=== DATA TO PROCESS ===
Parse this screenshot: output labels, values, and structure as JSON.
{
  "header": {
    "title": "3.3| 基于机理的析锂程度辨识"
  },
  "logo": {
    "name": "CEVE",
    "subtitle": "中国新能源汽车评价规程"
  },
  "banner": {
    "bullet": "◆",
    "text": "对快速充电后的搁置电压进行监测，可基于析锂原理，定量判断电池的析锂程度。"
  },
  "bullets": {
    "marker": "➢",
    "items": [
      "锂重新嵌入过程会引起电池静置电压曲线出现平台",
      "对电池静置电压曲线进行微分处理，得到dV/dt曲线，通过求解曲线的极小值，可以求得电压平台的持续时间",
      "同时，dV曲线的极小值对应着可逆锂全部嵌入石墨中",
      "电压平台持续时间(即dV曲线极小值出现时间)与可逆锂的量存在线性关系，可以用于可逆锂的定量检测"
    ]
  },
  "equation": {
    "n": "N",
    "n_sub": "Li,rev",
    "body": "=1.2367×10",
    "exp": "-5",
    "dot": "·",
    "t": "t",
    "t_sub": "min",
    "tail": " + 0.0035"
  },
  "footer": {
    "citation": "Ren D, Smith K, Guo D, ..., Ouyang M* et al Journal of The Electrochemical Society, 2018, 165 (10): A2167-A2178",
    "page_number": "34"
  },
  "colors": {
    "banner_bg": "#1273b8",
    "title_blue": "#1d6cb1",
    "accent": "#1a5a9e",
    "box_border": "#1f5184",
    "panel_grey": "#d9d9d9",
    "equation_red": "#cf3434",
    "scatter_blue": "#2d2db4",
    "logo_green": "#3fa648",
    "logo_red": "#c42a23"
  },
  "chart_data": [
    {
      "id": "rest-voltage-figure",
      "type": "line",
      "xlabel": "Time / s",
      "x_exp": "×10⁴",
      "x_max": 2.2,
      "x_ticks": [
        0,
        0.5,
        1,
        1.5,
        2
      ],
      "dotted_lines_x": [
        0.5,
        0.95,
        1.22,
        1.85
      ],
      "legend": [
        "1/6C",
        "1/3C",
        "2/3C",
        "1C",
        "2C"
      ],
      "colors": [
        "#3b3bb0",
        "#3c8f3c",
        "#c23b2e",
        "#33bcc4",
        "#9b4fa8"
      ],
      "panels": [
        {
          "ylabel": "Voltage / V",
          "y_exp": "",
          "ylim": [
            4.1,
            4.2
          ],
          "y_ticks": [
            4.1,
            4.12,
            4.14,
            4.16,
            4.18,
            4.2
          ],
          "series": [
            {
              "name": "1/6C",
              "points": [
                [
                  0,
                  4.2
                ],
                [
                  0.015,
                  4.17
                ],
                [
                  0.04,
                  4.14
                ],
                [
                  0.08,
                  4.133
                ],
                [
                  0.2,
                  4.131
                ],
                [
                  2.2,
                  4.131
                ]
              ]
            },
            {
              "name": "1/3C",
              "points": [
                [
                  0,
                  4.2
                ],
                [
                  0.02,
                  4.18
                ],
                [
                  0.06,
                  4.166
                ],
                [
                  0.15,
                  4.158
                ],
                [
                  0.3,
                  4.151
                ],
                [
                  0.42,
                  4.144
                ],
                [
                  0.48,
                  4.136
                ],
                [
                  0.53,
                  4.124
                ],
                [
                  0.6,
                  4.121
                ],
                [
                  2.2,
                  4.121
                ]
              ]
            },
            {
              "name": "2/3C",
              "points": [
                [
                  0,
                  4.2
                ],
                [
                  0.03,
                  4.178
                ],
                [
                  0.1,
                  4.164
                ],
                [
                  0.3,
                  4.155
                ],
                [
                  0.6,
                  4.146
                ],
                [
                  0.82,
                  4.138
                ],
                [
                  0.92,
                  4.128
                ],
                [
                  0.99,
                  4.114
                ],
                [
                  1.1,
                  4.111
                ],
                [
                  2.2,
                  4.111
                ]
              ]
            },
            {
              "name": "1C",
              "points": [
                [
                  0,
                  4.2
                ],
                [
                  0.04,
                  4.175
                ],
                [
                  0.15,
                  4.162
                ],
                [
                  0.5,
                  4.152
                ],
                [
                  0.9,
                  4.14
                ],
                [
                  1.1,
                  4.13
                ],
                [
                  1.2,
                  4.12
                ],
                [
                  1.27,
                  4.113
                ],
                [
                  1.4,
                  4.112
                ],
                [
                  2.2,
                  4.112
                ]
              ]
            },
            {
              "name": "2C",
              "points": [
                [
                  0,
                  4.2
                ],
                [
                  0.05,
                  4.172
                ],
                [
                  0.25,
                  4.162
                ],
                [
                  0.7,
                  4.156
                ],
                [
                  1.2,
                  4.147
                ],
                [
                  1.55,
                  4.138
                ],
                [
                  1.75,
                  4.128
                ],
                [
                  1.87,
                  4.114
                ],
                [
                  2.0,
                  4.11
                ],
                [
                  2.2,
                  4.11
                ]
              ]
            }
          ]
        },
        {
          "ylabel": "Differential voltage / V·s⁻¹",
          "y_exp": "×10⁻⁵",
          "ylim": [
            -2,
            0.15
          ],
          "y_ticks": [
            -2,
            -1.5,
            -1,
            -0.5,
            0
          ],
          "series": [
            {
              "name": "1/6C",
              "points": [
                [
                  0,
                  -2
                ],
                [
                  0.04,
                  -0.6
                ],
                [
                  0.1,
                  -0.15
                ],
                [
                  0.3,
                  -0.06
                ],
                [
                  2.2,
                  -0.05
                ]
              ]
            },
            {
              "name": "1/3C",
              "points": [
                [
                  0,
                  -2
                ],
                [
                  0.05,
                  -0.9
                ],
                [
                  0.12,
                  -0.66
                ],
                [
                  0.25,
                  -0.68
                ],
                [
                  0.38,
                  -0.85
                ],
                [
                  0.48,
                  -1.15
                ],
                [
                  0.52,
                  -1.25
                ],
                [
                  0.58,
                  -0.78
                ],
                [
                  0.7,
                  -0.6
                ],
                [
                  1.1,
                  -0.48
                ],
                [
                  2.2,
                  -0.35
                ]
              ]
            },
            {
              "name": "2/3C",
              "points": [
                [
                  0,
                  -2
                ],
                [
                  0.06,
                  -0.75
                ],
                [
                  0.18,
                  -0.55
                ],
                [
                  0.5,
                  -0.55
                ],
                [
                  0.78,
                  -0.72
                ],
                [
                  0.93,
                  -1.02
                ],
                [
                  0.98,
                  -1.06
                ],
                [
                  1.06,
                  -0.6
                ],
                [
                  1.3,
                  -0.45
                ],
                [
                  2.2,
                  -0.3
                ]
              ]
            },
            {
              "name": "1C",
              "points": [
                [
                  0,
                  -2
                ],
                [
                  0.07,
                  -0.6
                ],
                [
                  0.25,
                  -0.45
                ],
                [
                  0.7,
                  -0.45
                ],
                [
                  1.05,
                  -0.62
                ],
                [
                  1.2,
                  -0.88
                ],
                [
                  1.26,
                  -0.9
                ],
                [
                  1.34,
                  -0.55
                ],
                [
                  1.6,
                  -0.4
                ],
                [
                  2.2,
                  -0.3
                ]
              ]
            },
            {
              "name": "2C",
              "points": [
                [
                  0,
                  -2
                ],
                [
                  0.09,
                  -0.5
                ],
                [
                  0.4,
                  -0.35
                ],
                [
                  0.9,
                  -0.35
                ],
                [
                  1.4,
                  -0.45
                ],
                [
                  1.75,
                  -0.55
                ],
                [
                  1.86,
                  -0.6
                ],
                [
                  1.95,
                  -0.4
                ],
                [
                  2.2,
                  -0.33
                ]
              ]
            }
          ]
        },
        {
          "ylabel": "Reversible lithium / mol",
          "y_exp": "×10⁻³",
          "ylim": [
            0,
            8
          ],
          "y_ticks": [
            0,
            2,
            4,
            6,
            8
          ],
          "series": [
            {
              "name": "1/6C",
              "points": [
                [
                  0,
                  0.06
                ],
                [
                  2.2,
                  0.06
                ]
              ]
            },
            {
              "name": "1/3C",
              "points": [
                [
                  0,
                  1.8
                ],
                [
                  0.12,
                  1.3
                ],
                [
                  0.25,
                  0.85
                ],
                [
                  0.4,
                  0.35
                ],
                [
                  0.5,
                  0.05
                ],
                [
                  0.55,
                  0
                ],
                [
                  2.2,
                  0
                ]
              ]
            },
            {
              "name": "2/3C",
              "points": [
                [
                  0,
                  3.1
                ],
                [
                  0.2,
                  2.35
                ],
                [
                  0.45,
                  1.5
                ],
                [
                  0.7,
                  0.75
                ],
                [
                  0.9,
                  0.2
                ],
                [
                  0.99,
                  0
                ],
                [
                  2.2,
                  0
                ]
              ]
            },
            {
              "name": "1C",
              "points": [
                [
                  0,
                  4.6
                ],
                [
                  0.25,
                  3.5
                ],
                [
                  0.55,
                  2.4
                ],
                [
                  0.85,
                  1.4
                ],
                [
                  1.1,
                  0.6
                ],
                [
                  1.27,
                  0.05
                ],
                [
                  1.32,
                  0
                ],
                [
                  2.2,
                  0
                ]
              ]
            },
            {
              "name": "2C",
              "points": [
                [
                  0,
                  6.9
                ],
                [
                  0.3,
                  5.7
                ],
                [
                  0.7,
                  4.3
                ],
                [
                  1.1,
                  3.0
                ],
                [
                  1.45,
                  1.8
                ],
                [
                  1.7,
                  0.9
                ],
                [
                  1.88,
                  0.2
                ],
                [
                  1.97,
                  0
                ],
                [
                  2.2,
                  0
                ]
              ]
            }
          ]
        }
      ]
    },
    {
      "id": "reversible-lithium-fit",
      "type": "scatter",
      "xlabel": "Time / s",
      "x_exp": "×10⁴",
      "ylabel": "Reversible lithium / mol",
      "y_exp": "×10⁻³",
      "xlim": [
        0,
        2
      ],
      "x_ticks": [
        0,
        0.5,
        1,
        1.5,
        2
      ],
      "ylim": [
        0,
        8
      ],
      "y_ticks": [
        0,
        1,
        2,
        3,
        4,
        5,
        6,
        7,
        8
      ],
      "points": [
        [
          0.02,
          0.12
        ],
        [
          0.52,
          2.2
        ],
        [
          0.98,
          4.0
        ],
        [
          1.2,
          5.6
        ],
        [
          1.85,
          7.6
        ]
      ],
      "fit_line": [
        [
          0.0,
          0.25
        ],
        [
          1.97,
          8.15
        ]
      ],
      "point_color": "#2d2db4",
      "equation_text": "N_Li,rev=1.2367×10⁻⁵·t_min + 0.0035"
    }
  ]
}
===
**TASK DIRECTIONS**
Collect every line with the string "lithium" from the records, and copy each.

**SOLVED EXERCISE**
          "ylabel": "Reversible lithium / mol",
      "id": "reversible-lithium-fit",
      "ylabel": "Reversible lithium / mol",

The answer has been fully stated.